Request: Write out the listing in full, matching it word for word.

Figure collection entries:
________________
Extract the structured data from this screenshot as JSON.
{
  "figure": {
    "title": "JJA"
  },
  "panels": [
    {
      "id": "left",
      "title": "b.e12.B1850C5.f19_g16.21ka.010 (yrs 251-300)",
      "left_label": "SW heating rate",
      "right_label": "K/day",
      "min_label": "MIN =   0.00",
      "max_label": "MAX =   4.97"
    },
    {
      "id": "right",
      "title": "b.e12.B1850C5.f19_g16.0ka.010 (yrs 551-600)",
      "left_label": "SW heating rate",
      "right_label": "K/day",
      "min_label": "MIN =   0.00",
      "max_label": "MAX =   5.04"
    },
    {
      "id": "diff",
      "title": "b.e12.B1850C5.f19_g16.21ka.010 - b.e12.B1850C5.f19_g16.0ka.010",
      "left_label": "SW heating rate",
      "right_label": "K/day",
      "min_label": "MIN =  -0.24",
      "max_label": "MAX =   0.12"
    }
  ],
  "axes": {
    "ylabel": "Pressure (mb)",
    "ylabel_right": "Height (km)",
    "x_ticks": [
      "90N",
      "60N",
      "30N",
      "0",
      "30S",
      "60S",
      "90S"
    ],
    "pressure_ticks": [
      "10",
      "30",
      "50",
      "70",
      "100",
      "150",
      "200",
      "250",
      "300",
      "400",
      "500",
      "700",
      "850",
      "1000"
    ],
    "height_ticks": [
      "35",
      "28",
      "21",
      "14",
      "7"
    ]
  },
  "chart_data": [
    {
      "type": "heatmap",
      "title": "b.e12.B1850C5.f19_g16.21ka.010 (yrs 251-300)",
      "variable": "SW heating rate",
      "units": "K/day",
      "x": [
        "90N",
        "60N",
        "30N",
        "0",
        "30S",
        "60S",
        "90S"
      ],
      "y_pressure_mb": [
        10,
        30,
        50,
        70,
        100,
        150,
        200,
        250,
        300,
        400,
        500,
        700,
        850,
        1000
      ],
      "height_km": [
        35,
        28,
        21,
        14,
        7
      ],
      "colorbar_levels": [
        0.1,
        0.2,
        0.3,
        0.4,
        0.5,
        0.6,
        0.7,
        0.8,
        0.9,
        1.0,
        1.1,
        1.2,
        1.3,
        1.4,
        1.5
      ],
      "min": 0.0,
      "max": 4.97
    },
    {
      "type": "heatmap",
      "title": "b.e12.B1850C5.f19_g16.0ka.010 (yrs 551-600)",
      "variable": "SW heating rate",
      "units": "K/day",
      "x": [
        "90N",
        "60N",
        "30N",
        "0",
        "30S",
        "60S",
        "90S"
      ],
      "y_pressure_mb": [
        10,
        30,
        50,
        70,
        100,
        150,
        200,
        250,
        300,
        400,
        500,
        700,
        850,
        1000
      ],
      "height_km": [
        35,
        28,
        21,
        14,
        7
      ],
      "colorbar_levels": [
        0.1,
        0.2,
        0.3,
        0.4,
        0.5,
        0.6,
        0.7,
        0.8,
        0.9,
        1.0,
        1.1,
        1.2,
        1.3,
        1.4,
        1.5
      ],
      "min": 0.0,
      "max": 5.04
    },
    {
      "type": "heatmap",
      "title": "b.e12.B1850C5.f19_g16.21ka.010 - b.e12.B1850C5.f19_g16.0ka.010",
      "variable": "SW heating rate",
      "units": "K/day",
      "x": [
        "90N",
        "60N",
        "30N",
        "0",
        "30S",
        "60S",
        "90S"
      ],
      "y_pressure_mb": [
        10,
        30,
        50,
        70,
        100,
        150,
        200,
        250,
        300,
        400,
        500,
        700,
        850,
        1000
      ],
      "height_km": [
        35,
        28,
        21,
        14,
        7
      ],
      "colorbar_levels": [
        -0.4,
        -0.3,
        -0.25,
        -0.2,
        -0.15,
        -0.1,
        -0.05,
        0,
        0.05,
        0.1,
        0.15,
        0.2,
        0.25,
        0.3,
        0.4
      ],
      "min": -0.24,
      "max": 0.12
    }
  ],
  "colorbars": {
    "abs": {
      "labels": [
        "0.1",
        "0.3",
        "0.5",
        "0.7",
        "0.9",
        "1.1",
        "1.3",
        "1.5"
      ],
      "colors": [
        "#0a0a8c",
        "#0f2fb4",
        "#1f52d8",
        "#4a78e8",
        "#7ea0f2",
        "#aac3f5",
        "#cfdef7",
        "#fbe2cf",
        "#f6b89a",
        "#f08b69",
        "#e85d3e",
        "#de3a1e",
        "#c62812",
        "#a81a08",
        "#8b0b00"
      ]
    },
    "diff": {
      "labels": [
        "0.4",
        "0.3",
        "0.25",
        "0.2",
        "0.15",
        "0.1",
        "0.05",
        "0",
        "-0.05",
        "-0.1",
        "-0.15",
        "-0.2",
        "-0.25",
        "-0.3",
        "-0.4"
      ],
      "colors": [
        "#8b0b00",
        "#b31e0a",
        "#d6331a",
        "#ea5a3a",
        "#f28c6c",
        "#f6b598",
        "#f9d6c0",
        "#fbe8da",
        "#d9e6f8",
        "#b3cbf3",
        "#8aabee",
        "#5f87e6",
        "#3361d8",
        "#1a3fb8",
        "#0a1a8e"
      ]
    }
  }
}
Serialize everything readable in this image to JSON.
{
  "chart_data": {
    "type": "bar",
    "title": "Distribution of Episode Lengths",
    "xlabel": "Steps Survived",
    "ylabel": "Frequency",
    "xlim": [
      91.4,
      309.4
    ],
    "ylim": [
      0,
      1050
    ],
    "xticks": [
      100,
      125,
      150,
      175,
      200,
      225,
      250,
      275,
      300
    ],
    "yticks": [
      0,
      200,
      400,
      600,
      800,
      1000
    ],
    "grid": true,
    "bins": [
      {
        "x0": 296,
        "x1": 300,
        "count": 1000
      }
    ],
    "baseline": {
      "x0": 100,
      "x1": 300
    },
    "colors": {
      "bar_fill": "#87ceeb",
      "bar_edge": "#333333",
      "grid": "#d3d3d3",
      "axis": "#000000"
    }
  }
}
________________
Exercise response:
Extract the structured data from this screenshot as JSON.
{
  "figure": {
    "title": "JJA"
  },
  "panels": [
    {
      "id": "left",
      "title": "b.e12.B1850C5.f19_g16.21ka.010 (yrs 251-300)",
      "left_label": "SW heating rate",
      "right_label": "K/day",
      "min_label": "MIN =   0.00",
      "max_label": "MAX =   4.97"
    },
    {
      "id": "right",
      "title": "b.e12.B1850C5.f19_g16.0ka.010 (yrs 551-600)",
      "left_label": "SW heating rate",
      "right_label": "K/day",
      "min_label": "MIN =   0.00",
      "max_label": "MAX =   5.04"
    },
    {
      "id": "diff",
      "title": "b.e12.B1850C5.f19_g16.21ka.010 - b.e12.B1850C5.f19_g16.0ka.010",
      "left_label": "SW heating rate",
      "right_label": "K/day",
      "min_label": "MIN =  -0.24",
      "max_label": "MAX =   0.12"
    }
  ],
  "axes": {
    "ylabel": "Pressure (mb)",
    "ylabel_right": "Height (km)",
    "x_ticks": [
      "90N",
      "60N",
      "30N",
      "0",
      "30S",
      "60S",
      "90S"
    ],
    "pressure_ticks": [
      "10",
      "30",
      "50",
      "70",
      "100",
      "150",
      "200",
      "250",
      "300",
      "400",
      "500",
      "700",
      "850",
      "1000"
    ],
    "height_ticks": [
      "35",
      "28",
      "21",
      "14",
      "7"
    ]
  },
  "chart_data": [
    {
      "type": "heatmap",
      "title": "b.e12.B1850C5.f19_g16.21ka.010 (yrs 251-300)",
      "variable": "SW heating rate",
      "units": "K/day",
      "x": [
        "90N",
        "60N",
        "30N",
        "0",
        "30S",
        "60S",
        "90S"
      ],
      "y_pressure_mb": [
        10,
        30,
        50,
        70,
        100,
        150,
        200,
        250,
        300,
        400,
        500,
        700,
        850,
        1000
      ],
      "height_km": [
        35,
        28,
        21,
        14,
        7
      ],
      "colorbar_levels": [
        0.1,
        0.2,
        0.3,
        0.4,
        0.5,
        0.6,
        0.7,
        0.8,
        0.9,
        1.0,
        1.1,
        1.2,
        1.3,
        1.4,
        1.5
      ],
      "min": 0.0,
      "max": 4.97
    },
    {
      "type": "heatmap",
      "title": "b.e12.B1850C5.f19_g16.0ka.010 (yrs 551-600)",
      "variable": "SW heating rate",
      "units": "K/day",
      "x": [
        "90N",
        "60N",
        "30N",
        "0",
        "30S",
        "60S",
        "90S"
      ],
      "y_pressure_mb": [
        10,
        30,
        50,
        70,
        100,
        150,
        200,
        250,
        300,
        400,
        500,
        700,
        850,
        1000
      ],
      "height_km": [
        35,
        28,
        21,
        14,
        7
      ],
      "colorbar_levels": [
        0.1,
        0.2,
        0.3,
        0.4,
        0.5,
        0.6,
        0.7,
        0.8,
        0.9,
        1.0,
        1.1,
        1.2,
        1.3,
        1.4,
        1.5
      ],
      "min": 0.0,
      "max": 5.04
    },
    {
      "type": "heatmap",
      "title": "b.e12.B1850C5.f19_g16.21ka.010 - b.e12.B1850C5.f19_g16.0ka.010",
      "variable": "SW heating rate",
      "units": "K/day",
      "x": [
        "90N",
        "60N",
        "30N",
        "0",
        "30S",
        "60S",
        "90S"
      ],
      "y_pressure_mb": [
        10,
        30,
        50,
        70,
        100,
        150,
        200,
        250,
        300,
        400,
        500,
        700,
        850,
        1000
      ],
      "height_km": [
        35,
        28,
        21,
        14,
        7
      ],
      "colorbar_levels": [
        -0.4,
        -0.3,
        -0.25,
        -0.2,
        -0.15,
        -0.1,
        -0.05,
        0,
        0.05,
        0.1,
        0.15,
        0.2,
        0.25,
        0.3,
        0.4
      ],
      "min": -0.24,
      "max": 0.12
    }
  ],
  "colorbars": {
    "abs": {
      "labels": [
        "0.1",
        "0.3",
        "0.5",
        "0.7",
        "0.9",
        "1.1",
        "1.3",
        "1.5"
      ],
      "colors": [
        "#0a0a8c",
        "#0f2fb4",
        "#1f52d8",
        "#4a78e8",
        "#7ea0f2",
        "#aac3f5",
        "#cfdef7",
        "#fbe2cf",
        "#f6b89a",
        "#f08b69",
        "#e85d3e",
        "#de3a1e",
        "#c62812",
        "#a81a08",
        "#8b0b00"
      ]
    },
    "diff": {
      "labels": [
        "0.4",
        "0.3",
        "0.25",
        "0.2",
        "0.15",
        "0.1",
        "0.05",
        "0",
        "-0.05",
        "-0.1",
        "-0.15",
        "-0.2",
        "-0.25",
        "-0.3",
        "-0.4"
      ],
      "colors": [
        "#8b0b00",
        "#b31e0a",
        "#d6331a",
        "#ea5a3a",
        "#f28c6c",
        "#f6b598",
        "#f9d6c0",
        "#fbe8da",
        "#d9e6f8",
        "#b3cbf3",
        "#8aabee",
        "#5f87e6",
        "#3361d8",
        "#1a3fb8",
        "#0a1a8e"
      ]
    }
  }
}
Serialize everything readable in this image to JSON.
{
  "chart_data": {
    "type": "bar",
    "title": "Distribution of Episode Lengths",
    "xlabel": "Steps Survived",
    "ylabel": "Frequency",
    "xlim": [
      91.4,
      309.4
    ],
    "ylim": [
      0,
      1050
    ],
    "xticks": [
      100,
      125,
      150,
      175,
      200,
      225,
      250,
      275,
      300
    ],
    "yticks": [
      0,
      200,
      400,
      600,
      800,
      1000
    ],
    "grid": true,
    "bins": [
      {
        "x0": 296,
        "x1": 300,
        "count": 1000
      }
    ],
    "baseline": {
      "x0": 100,
      "x1": 300
    },
    "colors": {
      "bar_fill": "#87ceeb",
      "bar_edge": "#333333",
      "grid": "#d3d3d3",
      "axis": "#000000"
    }
  }
}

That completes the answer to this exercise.